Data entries
· · · · · · ·

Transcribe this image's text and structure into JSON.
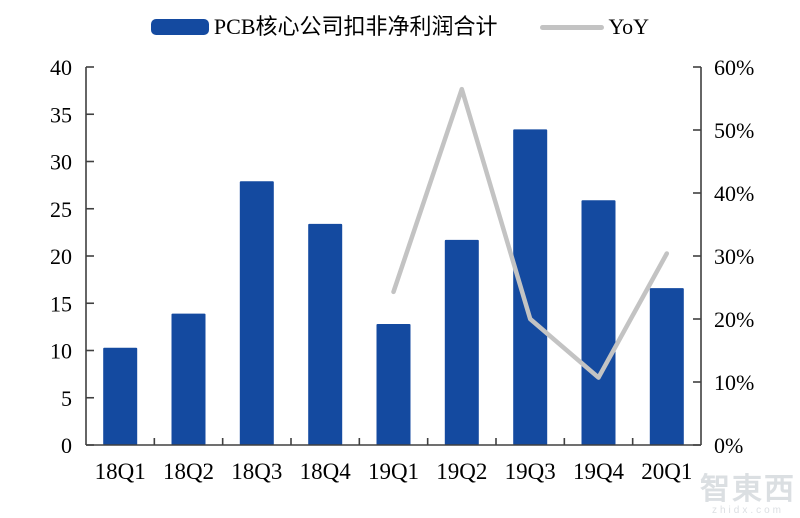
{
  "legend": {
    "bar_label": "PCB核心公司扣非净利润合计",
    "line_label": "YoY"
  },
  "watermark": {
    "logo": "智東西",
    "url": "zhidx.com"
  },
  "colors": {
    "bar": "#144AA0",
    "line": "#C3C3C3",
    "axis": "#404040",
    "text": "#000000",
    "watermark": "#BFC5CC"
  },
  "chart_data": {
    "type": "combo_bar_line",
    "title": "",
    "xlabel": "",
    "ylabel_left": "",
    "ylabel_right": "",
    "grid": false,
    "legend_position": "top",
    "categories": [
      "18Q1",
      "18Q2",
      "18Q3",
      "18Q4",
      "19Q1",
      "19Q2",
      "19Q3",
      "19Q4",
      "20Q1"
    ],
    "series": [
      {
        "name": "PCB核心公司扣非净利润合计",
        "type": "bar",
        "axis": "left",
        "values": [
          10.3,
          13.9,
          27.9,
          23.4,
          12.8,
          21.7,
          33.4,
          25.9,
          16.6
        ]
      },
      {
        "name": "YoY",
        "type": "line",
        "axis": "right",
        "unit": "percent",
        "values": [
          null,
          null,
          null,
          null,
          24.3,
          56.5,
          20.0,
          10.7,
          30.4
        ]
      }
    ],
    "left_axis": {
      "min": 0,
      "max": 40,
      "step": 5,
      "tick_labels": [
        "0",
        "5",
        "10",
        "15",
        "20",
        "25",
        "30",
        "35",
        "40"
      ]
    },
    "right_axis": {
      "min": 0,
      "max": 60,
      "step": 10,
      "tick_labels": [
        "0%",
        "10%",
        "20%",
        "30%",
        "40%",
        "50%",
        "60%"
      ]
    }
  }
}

· · · · · · ·

**TASK BRIEF**
Say, as a single number and nothing more, how many lines of the entries contain the word "text".

**EXERCISE RESULT**
2